> _Aim_: Which lines hold the word "Декабрь"? Copy each one.

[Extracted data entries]
════════════════════
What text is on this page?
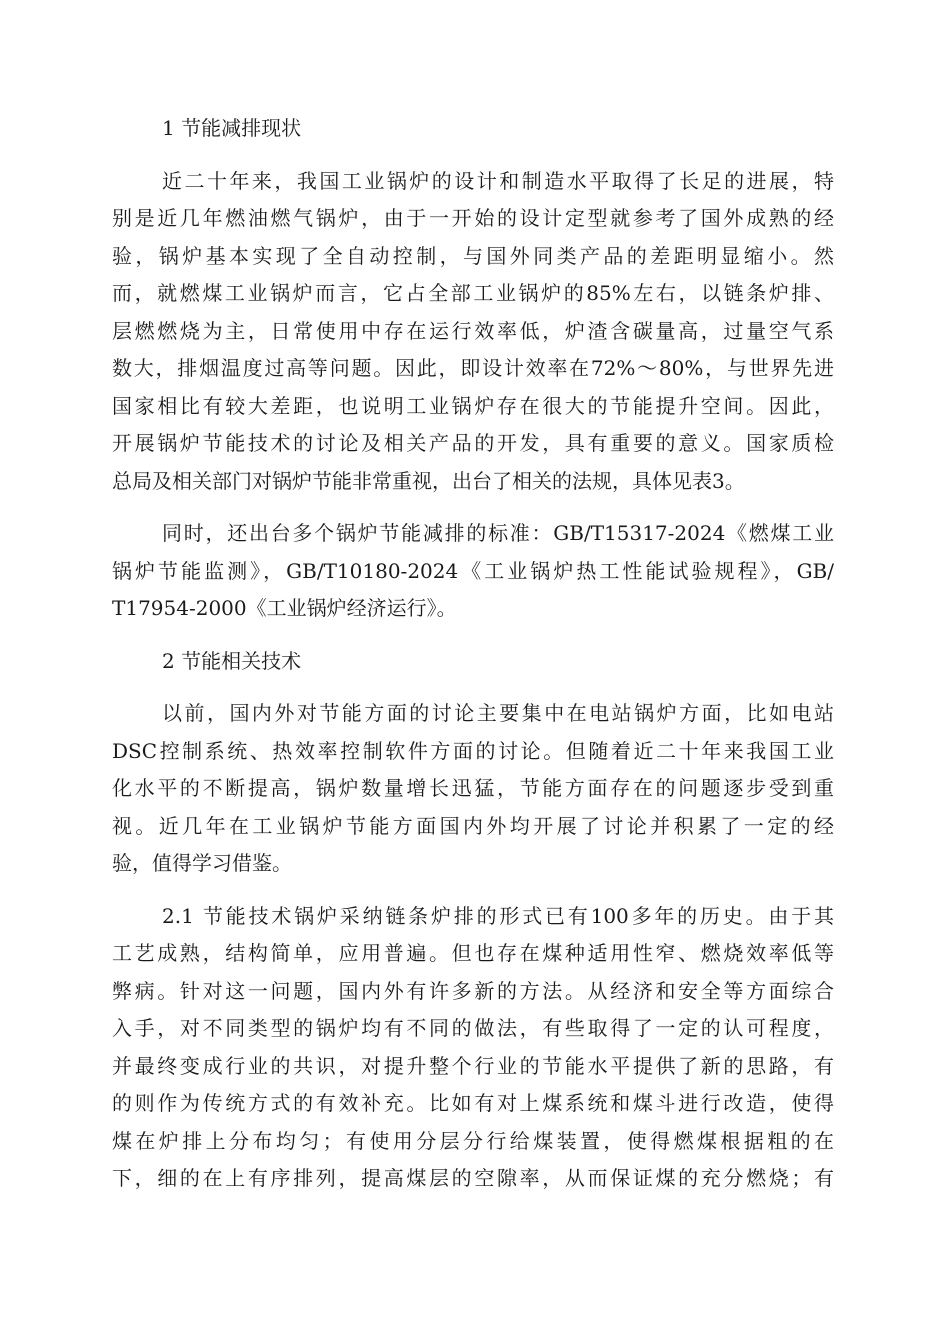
1 节能减排现状
近二十年来，我国工业锅炉的设计和制造水平取得了长足的进展，特
别是近几年燃油燃气锅炉，由于一开始的设计定型就参考了国外成熟的经
验，锅炉基本实现了全自动控制，与国外同类产品的差距明显缩小。然
而，就燃煤工业锅炉而言，它占全部工业锅炉的85%左右，以链条炉排、
层燃燃烧为主，日常使用中存在运行效率低，炉渣含碳量高，过量空气系
数大，排烟温度过高等问题。因此，即设计效率在72%～80%，与世界先进
国家相比有较大差距，也说明工业锅炉存在很大的节能提升空间。因此，
开展锅炉节能技术的讨论及相关产品的开发，具有重要的意义。国家质检
总局及相关部门对锅炉节能非常重视，出台了相关的法规，具体见表3。
同时，还出台多个锅炉节能减排的标准：GB/T15317-2024《燃煤工业
锅炉节能监测》，GB/T10180-2024《工业锅炉热工性能试验规程》，GB/
T17954-2000《工业锅炉经济运行》。
2 节能相关技术
以前，国内外对节能方面的讨论主要集中在电站锅炉方面，比如电站
DSC控制系统、热效率控制软件方面的讨论。但随着近二十年来我国工业
化水平的不断提高，锅炉数量增长迅猛，节能方面存在的问题逐步受到重
视。近几年在工业锅炉节能方面国内外均开展了讨论并积累了一定的经
验，值得学习借鉴。
2.1 节能技术锅炉采纳链条炉排的形式已有100多年的历史。由于其
工艺成熟，结构简单，应用普遍。但也存在煤种适用性窄、燃烧效率低等
弊病。针对这一问题，国内外有许多新的方法。从经济和安全等方面综合
入手，对不同类型的锅炉均有不同的做法，有些取得了一定的认可程度，
并最终变成行业的共识，对提升整个行业的节能水平提供了新的思路，有
的则作为传统方式的有效补充。比如有对上煤系统和煤斗进行改造，使得
煤在炉排上分布均匀；有使用分层分行给煤装置，使得燃煤根据粗的在
下，细的在上有序排列，提高煤层的空隙率，从而保证煤的充分燃烧；有
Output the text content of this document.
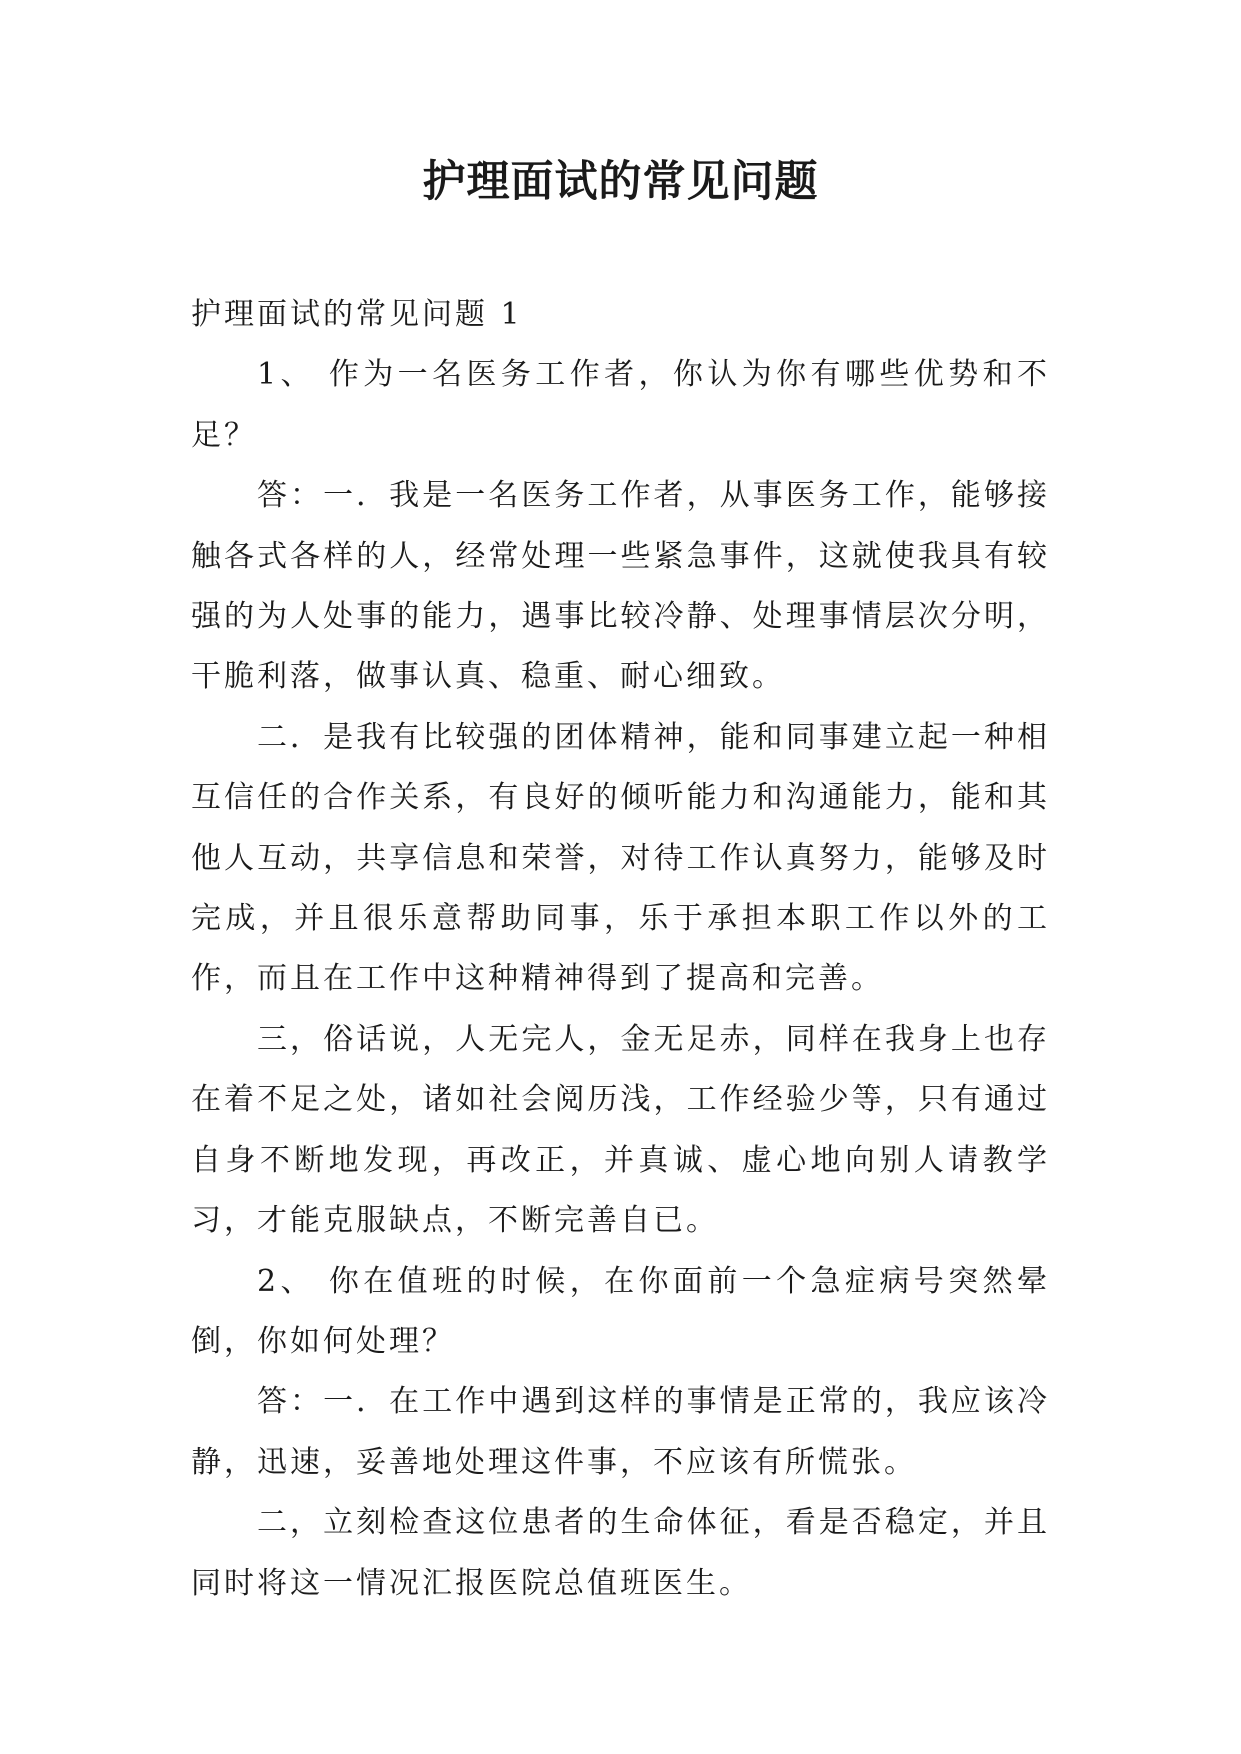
护理面试的常见问题

护理面试的常见问题 1

1、 作为一名医务工作者，你认为你有哪些优势和不足？

答：一．我是一名医务工作者，从事医务工作，能够接触各式各样的人，经常处理一些紧急事件，这就使我具有较强的为人处事的能力，遇事比较冷静、处理事情层次分明，干脆利落，做事认真、稳重、耐心细致。

二．是我有比较强的团体精神，能和同事建立起一种相互信任的合作关系，有良好的倾听能力和沟通能力，能和其他人互动，共享信息和荣誉，对待工作认真努力，能够及时完成，并且很乐意帮助同事，乐于承担本职工作以外的工作，而且在工作中这种精神得到了提高和完善。

三，俗话说，人无完人，金无足赤，同样在我身上也存在着不足之处，诸如社会阅历浅，工作经验少等，只有通过自身不断地发现，再改正，并真诚、虚心地向别人请教学习，才能克服缺点，不断完善自已。

2、 你在值班的时候，在你面前一个急症病号突然晕倒，你如何处理？

答：一．在工作中遇到这样的事情是正常的，我应该冷静，迅速，妥善地处理这件事，不应该有所慌张。

二，立刻检查这位患者的生命体征，看是否稳定，并且同时将这一情况汇报医院总值班医生。
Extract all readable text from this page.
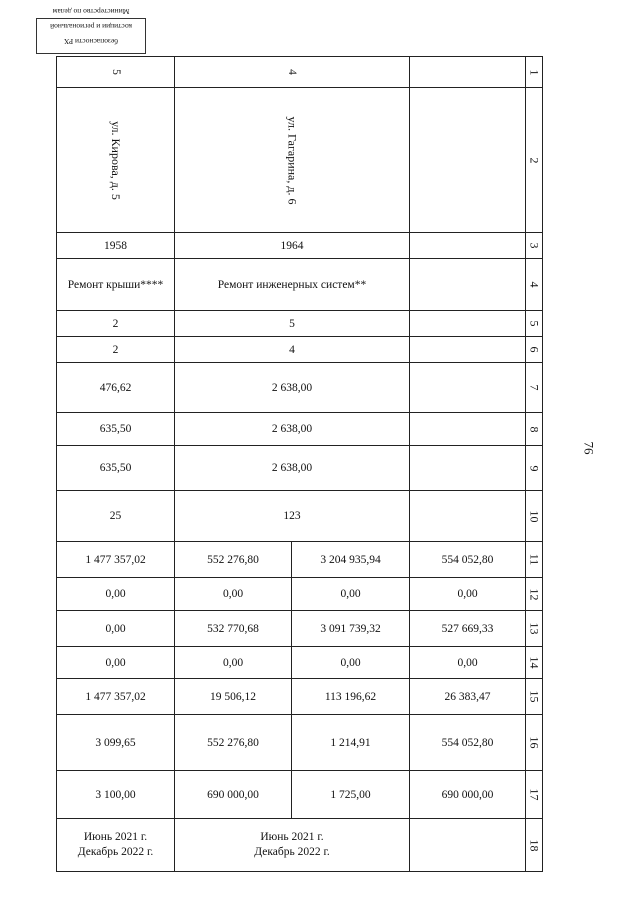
безопасности РХ
костиции и региональной
Министерство по делам
76
5	4			1
ул. Кирова, д. 5	ул. Гагарина, д. 6			2
1958	1964			3
Ремонт крыши****	Ремонт инженерных систем**			4
2	5			5
2	4			6
476,62	2 638,00			7
635,50	2 638,00			8
635,50	2 638,00			9
25	123			10
1 477 357,02	552 276,80	3 204 935,94	554 052,80	11
0,00	0,00	0,00	0,00	12
0,00	532 770,68	3 091 739,32	527 669,33	13
0,00	0,00	0,00	0,00	14
1 477 357,02	19 506,12	113 196,62	26 383,47	15
3 099,65	552 276,80	1 214,91	554 052,80	16
3 100,00	690 000,00	1 725,00	690 000,00	17
Июнь 2021 г.
Декабрь 2022 г.	Июнь 2021 г.
Декабрь 2022 г.			18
════════════════════
> _Full response_:
Декабрь 2022 г.	Июнь 2021 г.
Декабрь 2022 г.			18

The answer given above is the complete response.